§ Set problem
Extract the records below word for word and ignore the images.

(Collected data entries)

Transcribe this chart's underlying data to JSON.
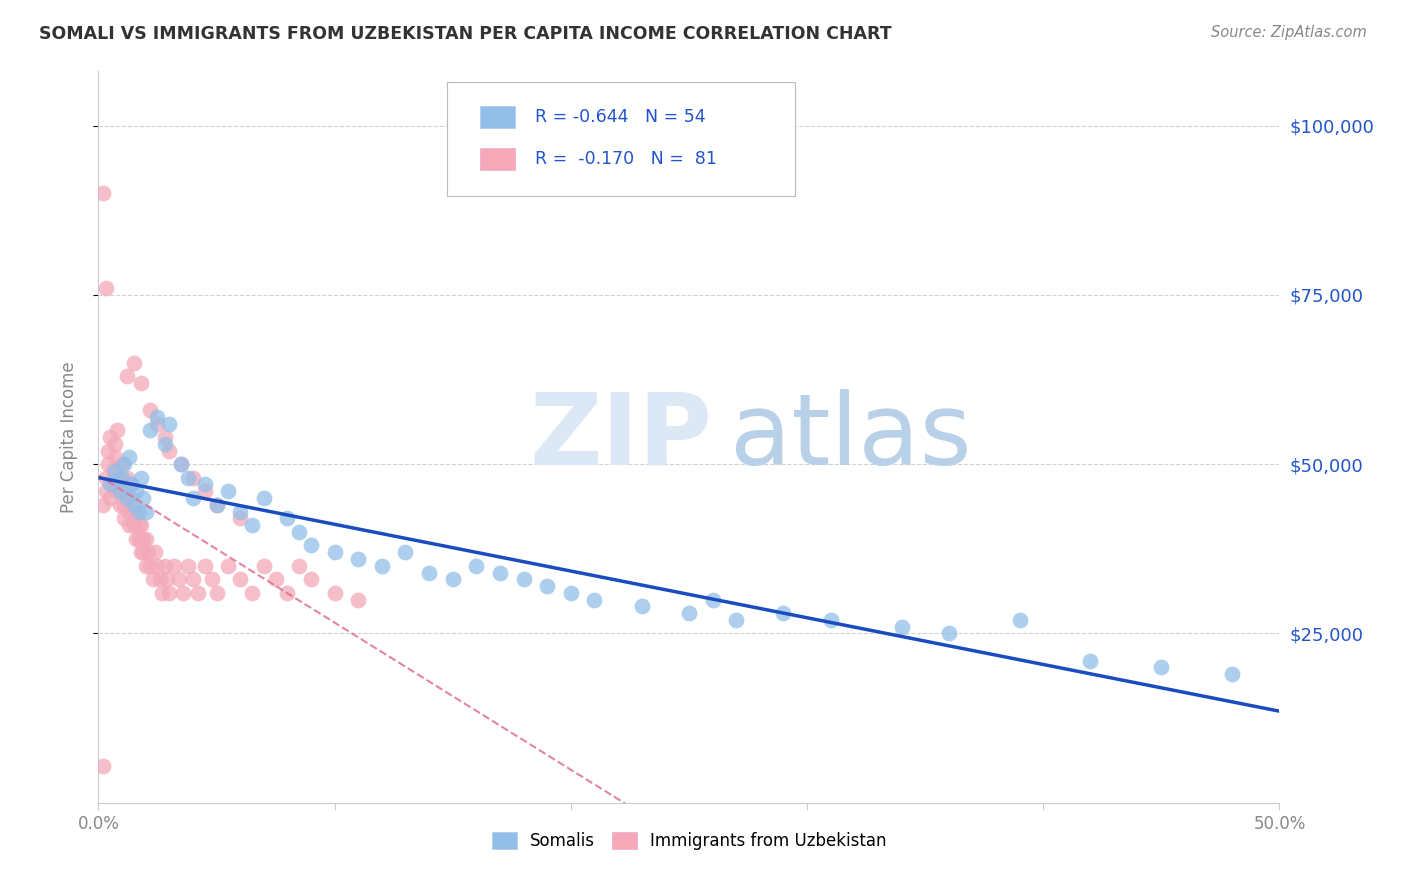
{
  "title": "SOMALI VS IMMIGRANTS FROM UZBEKISTAN PER CAPITA INCOME CORRELATION CHART",
  "source": "Source: ZipAtlas.com",
  "ylabel": "Per Capita Income",
  "ytick_labels": [
    "$25,000",
    "$50,000",
    "$75,000",
    "$100,000"
  ],
  "ytick_values": [
    25000,
    50000,
    75000,
    100000
  ],
  "ylim": [
    0,
    108000
  ],
  "xlim": [
    0.0,
    0.5
  ],
  "blue_color": "#92BFE8",
  "pink_color": "#F4A8B8",
  "trendline_blue": "#1A4CC0",
  "trendline_pink": "#E07090",
  "right_axis_color": "#2255CC",
  "legend_text_color": "#2255CC",
  "grid_color": "#CCCCCC",
  "title_color": "#333333",
  "source_color": "#888888",
  "ylabel_color": "#888888",
  "xtick_color": "#888888",
  "blue_scatter_x": [
    0.005,
    0.007,
    0.009,
    0.01,
    0.011,
    0.012,
    0.013,
    0.014,
    0.015,
    0.016,
    0.017,
    0.018,
    0.019,
    0.02,
    0.022,
    0.025,
    0.028,
    0.03,
    0.035,
    0.038,
    0.04,
    0.045,
    0.05,
    0.055,
    0.06,
    0.065,
    0.07,
    0.08,
    0.085,
    0.09,
    0.1,
    0.11,
    0.12,
    0.13,
    0.14,
    0.15,
    0.16,
    0.17,
    0.18,
    0.19,
    0.2,
    0.21,
    0.23,
    0.25,
    0.26,
    0.27,
    0.29,
    0.31,
    0.34,
    0.36,
    0.39,
    0.42,
    0.45,
    0.48
  ],
  "blue_scatter_y": [
    47000,
    49000,
    46000,
    48000,
    50000,
    45000,
    51000,
    47000,
    44000,
    46000,
    43000,
    48000,
    45000,
    43000,
    55000,
    57000,
    53000,
    56000,
    50000,
    48000,
    45000,
    47000,
    44000,
    46000,
    43000,
    41000,
    45000,
    42000,
    40000,
    38000,
    37000,
    36000,
    35000,
    37000,
    34000,
    33000,
    35000,
    34000,
    33000,
    32000,
    31000,
    30000,
    29000,
    28000,
    30000,
    27000,
    28000,
    27000,
    26000,
    25000,
    27000,
    21000,
    20000,
    19000
  ],
  "pink_scatter_x": [
    0.002,
    0.003,
    0.003,
    0.004,
    0.004,
    0.005,
    0.005,
    0.006,
    0.006,
    0.007,
    0.007,
    0.008,
    0.008,
    0.009,
    0.009,
    0.01,
    0.01,
    0.011,
    0.011,
    0.012,
    0.012,
    0.013,
    0.013,
    0.014,
    0.014,
    0.015,
    0.015,
    0.016,
    0.016,
    0.017,
    0.017,
    0.018,
    0.018,
    0.019,
    0.019,
    0.02,
    0.02,
    0.021,
    0.022,
    0.023,
    0.024,
    0.025,
    0.026,
    0.027,
    0.028,
    0.029,
    0.03,
    0.032,
    0.034,
    0.036,
    0.038,
    0.04,
    0.042,
    0.045,
    0.048,
    0.05,
    0.055,
    0.06,
    0.065,
    0.07,
    0.075,
    0.08,
    0.085,
    0.09,
    0.1,
    0.11,
    0.012,
    0.015,
    0.018,
    0.022,
    0.025,
    0.028,
    0.03,
    0.035,
    0.04,
    0.045,
    0.05,
    0.06,
    0.002,
    0.003,
    0.002
  ],
  "pink_scatter_y": [
    44000,
    46000,
    48000,
    50000,
    52000,
    54000,
    45000,
    47000,
    49000,
    51000,
    53000,
    55000,
    46000,
    48000,
    44000,
    46000,
    50000,
    42000,
    44000,
    46000,
    48000,
    43000,
    41000,
    45000,
    47000,
    43000,
    41000,
    39000,
    43000,
    41000,
    39000,
    37000,
    41000,
    39000,
    37000,
    35000,
    39000,
    37000,
    35000,
    33000,
    37000,
    35000,
    33000,
    31000,
    35000,
    33000,
    31000,
    35000,
    33000,
    31000,
    35000,
    33000,
    31000,
    35000,
    33000,
    31000,
    35000,
    33000,
    31000,
    35000,
    33000,
    31000,
    35000,
    33000,
    31000,
    30000,
    63000,
    65000,
    62000,
    58000,
    56000,
    54000,
    52000,
    50000,
    48000,
    46000,
    44000,
    42000,
    90000,
    76000,
    5500
  ]
}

§ Response to this task
Transcribe this chart's underlying data to JSON.
{
  "title": "SOMALI VS IMMIGRANTS FROM UZBEKISTAN PER CAPITA INCOME CORRELATION CHART",
  "source": "Source: ZipAtlas.com",
  "ylabel": "Per Capita Income",
  "ytick_labels": [
    "$25,000",
    "$50,000",
    "$75,000",
    "$100,000"
  ],
  "ytick_values": [
    25000,
    50000,
    75000,
    100000
  ],
  "ylim": [
    0,
    108000
  ],
  "xlim": [
    0.0,
    0.5
  ],
  "blue_color": "#92BFE8",
  "pink_color": "#F4A8B8",
  "trendline_blue": "#1A4CC0",
  "trendline_pink": "#E07090",
  "right_axis_color": "#2255CC",
  "legend_text_color": "#2255CC",
  "grid_color": "#CCCCCC",
  "title_color": "#333333",
  "source_color": "#888888",
  "ylabel_color": "#888888",
  "xtick_color": "#888888",
  "blue_scatter_x": [
    0.005,
    0.007,
    0.009,
    0.01,
    0.011,
    0.012,
    0.013,
    0.014,
    0.015,
    0.016,
    0.017,
    0.018,
    0.019,
    0.02,
    0.022,
    0.025,
    0.028,
    0.03,
    0.035,
    0.038,
    0.04,
    0.045,
    0.05,
    0.055,
    0.06,
    0.065,
    0.07,
    0.08,
    0.085,
    0.09,
    0.1,
    0.11,
    0.12,
    0.13,
    0.14,
    0.15,
    0.16,
    0.17,
    0.18,
    0.19,
    0.2,
    0.21,
    0.23,
    0.25,
    0.26,
    0.27,
    0.29,
    0.31,
    0.34,
    0.36,
    0.39,
    0.42,
    0.45,
    0.48
  ],
  "blue_scatter_y": [
    47000,
    49000,
    46000,
    48000,
    50000,
    45000,
    51000,
    47000,
    44000,
    46000,
    43000,
    48000,
    45000,
    43000,
    55000,
    57000,
    53000,
    56000,
    50000,
    48000,
    45000,
    47000,
    44000,
    46000,
    43000,
    41000,
    45000,
    42000,
    40000,
    38000,
    37000,
    36000,
    35000,
    37000,
    34000,
    33000,
    35000,
    34000,
    33000,
    32000,
    31000,
    30000,
    29000,
    28000,
    30000,
    27000,
    28000,
    27000,
    26000,
    25000,
    27000,
    21000,
    20000,
    19000
  ],
  "pink_scatter_x": [
    0.002,
    0.003,
    0.003,
    0.004,
    0.004,
    0.005,
    0.005,
    0.006,
    0.006,
    0.007,
    0.007,
    0.008,
    0.008,
    0.009,
    0.009,
    0.01,
    0.01,
    0.011,
    0.011,
    0.012,
    0.012,
    0.013,
    0.013,
    0.014,
    0.014,
    0.015,
    0.015,
    0.016,
    0.016,
    0.017,
    0.017,
    0.018,
    0.018,
    0.019,
    0.019,
    0.02,
    0.02,
    0.021,
    0.022,
    0.023,
    0.024,
    0.025,
    0.026,
    0.027,
    0.028,
    0.029,
    0.03,
    0.032,
    0.034,
    0.036,
    0.038,
    0.04,
    0.042,
    0.045,
    0.048,
    0.05,
    0.055,
    0.06,
    0.065,
    0.07,
    0.075,
    0.08,
    0.085,
    0.09,
    0.1,
    0.11,
    0.012,
    0.015,
    0.018,
    0.022,
    0.025,
    0.028,
    0.03,
    0.035,
    0.04,
    0.045,
    0.05,
    0.06,
    0.002,
    0.003,
    0.002
  ],
  "pink_scatter_y": [
    44000,
    46000,
    48000,
    50000,
    52000,
    54000,
    45000,
    47000,
    49000,
    51000,
    53000,
    55000,
    46000,
    48000,
    44000,
    46000,
    50000,
    42000,
    44000,
    46000,
    48000,
    43000,
    41000,
    45000,
    47000,
    43000,
    41000,
    39000,
    43000,
    41000,
    39000,
    37000,
    41000,
    39000,
    37000,
    35000,
    39000,
    37000,
    35000,
    33000,
    37000,
    35000,
    33000,
    31000,
    35000,
    33000,
    31000,
    35000,
    33000,
    31000,
    35000,
    33000,
    31000,
    35000,
    33000,
    31000,
    35000,
    33000,
    31000,
    35000,
    33000,
    31000,
    35000,
    33000,
    31000,
    30000,
    63000,
    65000,
    62000,
    58000,
    56000,
    54000,
    52000,
    50000,
    48000,
    46000,
    44000,
    42000,
    90000,
    76000,
    5500
  ]
}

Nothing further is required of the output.